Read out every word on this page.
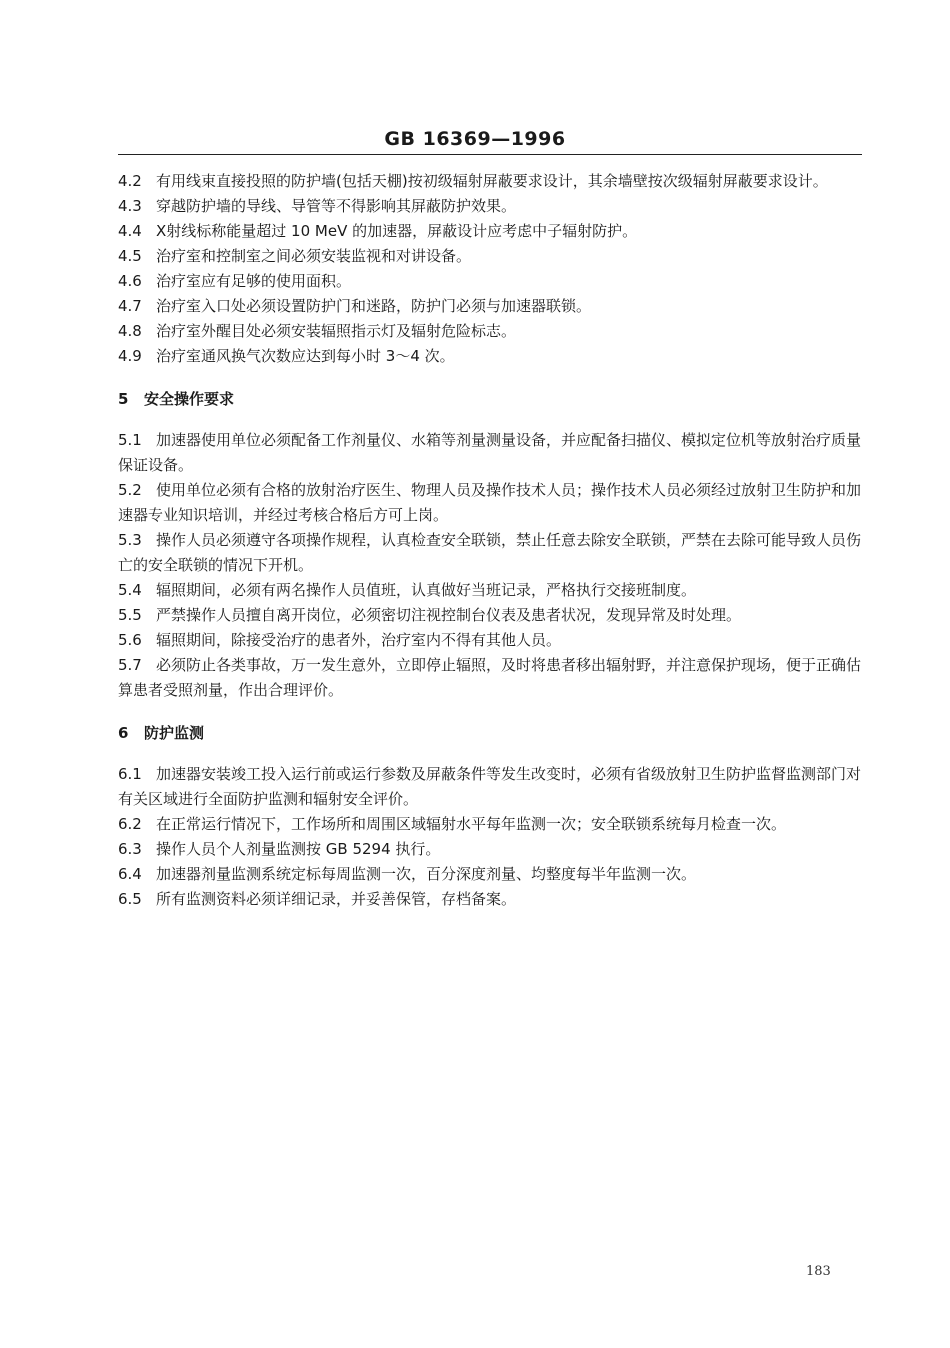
GB 16369—1996

4.2 有用线束直接投照的防护墙(包括天棚)按初级辐射屏蔽要求设计，其余墙壁按次级辐射屏蔽要求设计。

4.3 穿越防护墙的导线、导管等不得影响其屏蔽防护效果。

4.4 X射线标称能量超过 10 MeV 的加速器，屏蔽设计应考虑中子辐射防护。

4.5 治疗室和控制室之间必须安装监视和对讲设备。

4.6 治疗室应有足够的使用面积。

4.7 治疗室入口处必须设置防护门和迷路，防护门必须与加速器联锁。

4.8 治疗室外醒目处必须安装辐照指示灯及辐射危险标志。

4.9 治疗室通风换气次数应达到每小时 3～4 次。

5 安全操作要求

5.1 加速器使用单位必须配备工作剂量仪、水箱等剂量测量设备，并应配备扫描仪、模拟定位机等放射治疗质量保证设备。

5.2 使用单位必须有合格的放射治疗医生、物理人员及操作技术人员；操作技术人员必须经过放射卫生防护和加速器专业知识培训，并经过考核合格后方可上岗。

5.3 操作人员必须遵守各项操作规程，认真检查安全联锁，禁止任意去除安全联锁，严禁在去除可能导致人员伤亡的安全联锁的情况下开机。

5.4 辐照期间，必须有两名操作人员值班，认真做好当班记录，严格执行交接班制度。

5.5 严禁操作人员擅自离开岗位，必须密切注视控制台仪表及患者状况，发现异常及时处理。

5.6 辐照期间，除接受治疗的患者外，治疗室内不得有其他人员。

5.7 必须防止各类事故，万一发生意外，立即停止辐照，及时将患者移出辐射野，并注意保护现场，便于正确估算患者受照剂量，作出合理评价。

6 防护监测

6.1 加速器安装竣工投入运行前或运行参数及屏蔽条件等发生改变时，必须有省级放射卫生防护监督监测部门对有关区域进行全面防护监测和辐射安全评价。

6.2 在正常运行情况下，工作场所和周围区域辐射水平每年监测一次；安全联锁系统每月检查一次。

6.3 操作人员个人剂量监测按 GB 5294 执行。

6.4 加速器剂量监测系统定标每周监测一次，百分深度剂量、均整度每半年监测一次。

6.5 所有监测资料必须详细记录，并妥善保管，存档备案。

183
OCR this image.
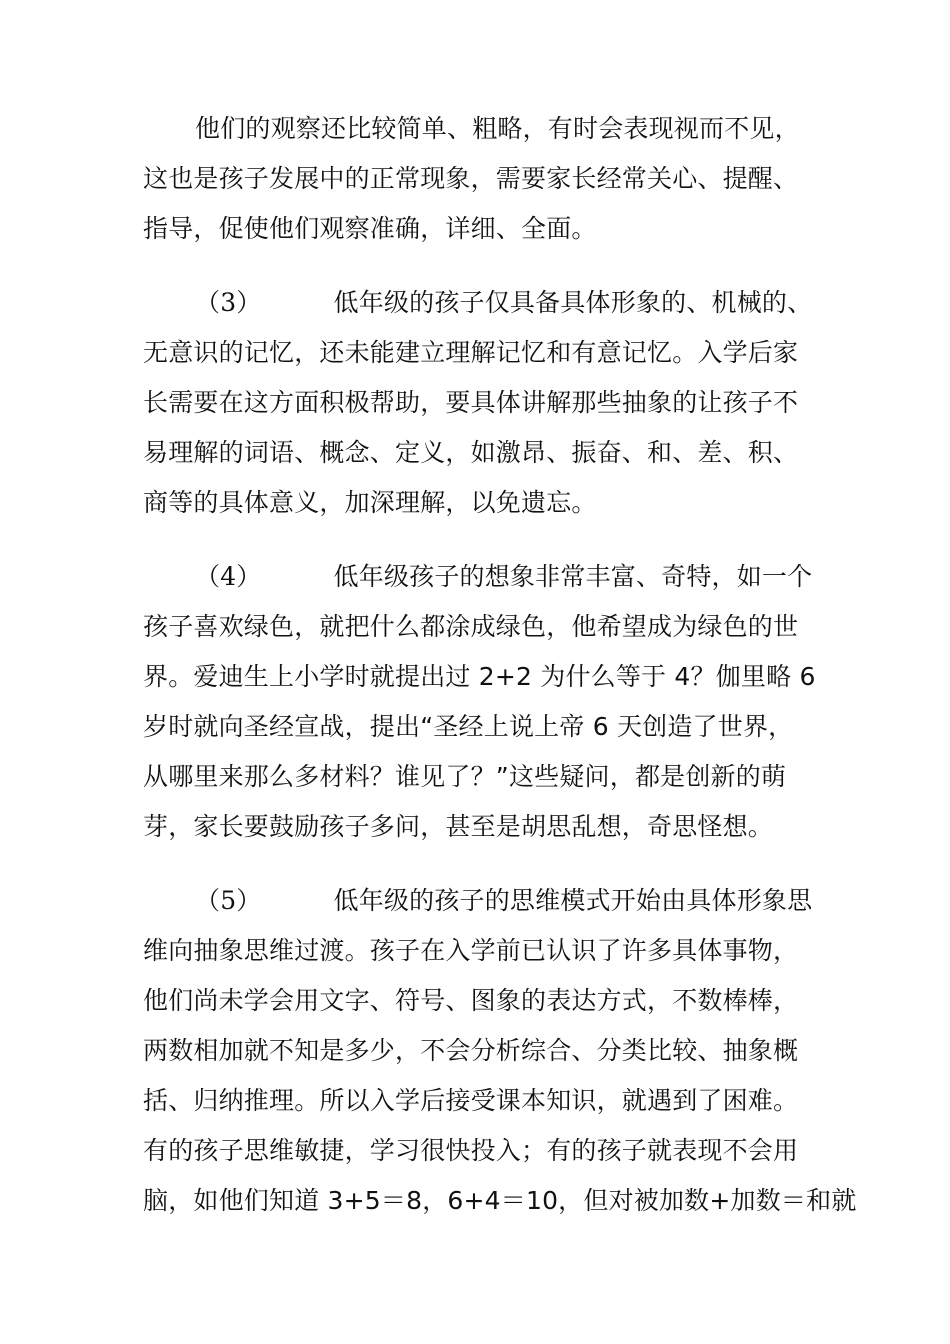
他们的观察还比较简单、粗略，有时会表现视而不见，
这也是孩子发展中的正常现象，需要家长经常关心、提醒、
指导，促使他们观察准确，详细、全面。
（3）	低年级的孩子仅具备具体形象的、机械的、
无意识的记忆，还未能建立理解记忆和有意记忆。入学后家
长需要在这方面积极帮助，要具体讲解那些抽象的让孩子不
易理解的词语、概念、定义，如激昂、振奋、和、差、积、
商等的具体意义，加深理解，以免遗忘。
（4）	低年级孩子的想象非常丰富、奇特，如一个
孩子喜欢绿色，就把什么都涂成绿色，他希望成为绿色的世
界。爱迪生上小学时就提出过 2+2 为什么等于 4？伽里略 6
岁时就向圣经宣战，提出“圣经上说上帝 6 天创造了世界，
从哪里来那么多材料？谁见了？”这些疑问，都是创新的萌
芽，家长要鼓励孩子多问，甚至是胡思乱想，奇思怪想。
（5）	低年级的孩子的思维模式开始由具体形象思
维向抽象思维过渡。孩子在入学前已认识了许多具体事物，
他们尚未学会用文字、符号、图象的表达方式，不数棒棒，
两数相加就不知是多少，不会分析综合、分类比较、抽象概
括、归纳推理。所以入学后接受课本知识，就遇到了困难。
有的孩子思维敏捷，学习很快投入；有的孩子就表现不会用
脑，如他们知道 3+5＝8，6+4＝10，但对被加数+加数＝和就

What you are asked to do. Pictures are excluded; output everything else in the data verbatim.

Exercise answer.
Read out every word on this page.
GB 16369—1996

4.2 有用线束直接投照的防护墙(包括天棚)按初级辐射屏蔽要求设计，其余墙壁按次级辐射屏蔽要求设计。

4.3 穿越防护墙的导线、导管等不得影响其屏蔽防护效果。

4.4 X射线标称能量超过 10 MeV 的加速器，屏蔽设计应考虑中子辐射防护。

4.5 治疗室和控制室之间必须安装监视和对讲设备。

4.6 治疗室应有足够的使用面积。

4.7 治疗室入口处必须设置防护门和迷路，防护门必须与加速器联锁。

4.8 治疗室外醒目处必须安装辐照指示灯及辐射危险标志。

4.9 治疗室通风换气次数应达到每小时 3～4 次。

5 安全操作要求

5.1 加速器使用单位必须配备工作剂量仪、水箱等剂量测量设备，并应配备扫描仪、模拟定位机等放射治疗质量保证设备。

5.2 使用单位必须有合格的放射治疗医生、物理人员及操作技术人员；操作技术人员必须经过放射卫生防护和加速器专业知识培训，并经过考核合格后方可上岗。

5.3 操作人员必须遵守各项操作规程，认真检查安全联锁，禁止任意去除安全联锁，严禁在去除可能导致人员伤亡的安全联锁的情况下开机。

5.4 辐照期间，必须有两名操作人员值班，认真做好当班记录，严格执行交接班制度。

5.5 严禁操作人员擅自离开岗位，必须密切注视控制台仪表及患者状况，发现异常及时处理。

5.6 辐照期间，除接受治疗的患者外，治疗室内不得有其他人员。

5.7 必须防止各类事故，万一发生意外，立即停止辐照，及时将患者移出辐射野，并注意保护现场，便于正确估算患者受照剂量，作出合理评价。

6 防护监测

6.1 加速器安装竣工投入运行前或运行参数及屏蔽条件等发生改变时，必须有省级放射卫生防护监督监测部门对有关区域进行全面防护监测和辐射安全评价。

6.2 在正常运行情况下，工作场所和周围区域辐射水平每年监测一次；安全联锁系统每月检查一次。

6.3 操作人员个人剂量监测按 GB 5294 执行。

6.4 加速器剂量监测系统定标每周监测一次，百分深度剂量、均整度每半年监测一次。

6.5 所有监测资料必须详细记录，并妥善保管，存档备案。

183
OCR this image.
他们的观察还比较简单、粗略，有时会表现视而不见，
这也是孩子发展中的正常现象，需要家长经常关心、提醒、
指导，促使他们观察准确，详细、全面。
（3）	低年级的孩子仅具备具体形象的、机械的、
无意识的记忆，还未能建立理解记忆和有意记忆。入学后家
长需要在这方面积极帮助，要具体讲解那些抽象的让孩子不
易理解的词语、概念、定义，如激昂、振奋、和、差、积、
商等的具体意义，加深理解，以免遗忘。
（4）	低年级孩子的想象非常丰富、奇特，如一个
孩子喜欢绿色，就把什么都涂成绿色，他希望成为绿色的世
界。爱迪生上小学时就提出过 2+2 为什么等于 4？伽里略 6
岁时就向圣经宣战，提出“圣经上说上帝 6 天创造了世界，
从哪里来那么多材料？谁见了？”这些疑问，都是创新的萌
芽，家长要鼓励孩子多问，甚至是胡思乱想，奇思怪想。
（5）	低年级的孩子的思维模式开始由具体形象思
维向抽象思维过渡。孩子在入学前已认识了许多具体事物，
他们尚未学会用文字、符号、图象的表达方式，不数棒棒，
两数相加就不知是多少，不会分析综合、分类比较、抽象概
括、归纳推理。所以入学后接受课本知识，就遇到了困难。
有的孩子思维敏捷，学习很快投入；有的孩子就表现不会用
脑，如他们知道 3+5＝8，6+4＝10，但对被加数+加数＝和就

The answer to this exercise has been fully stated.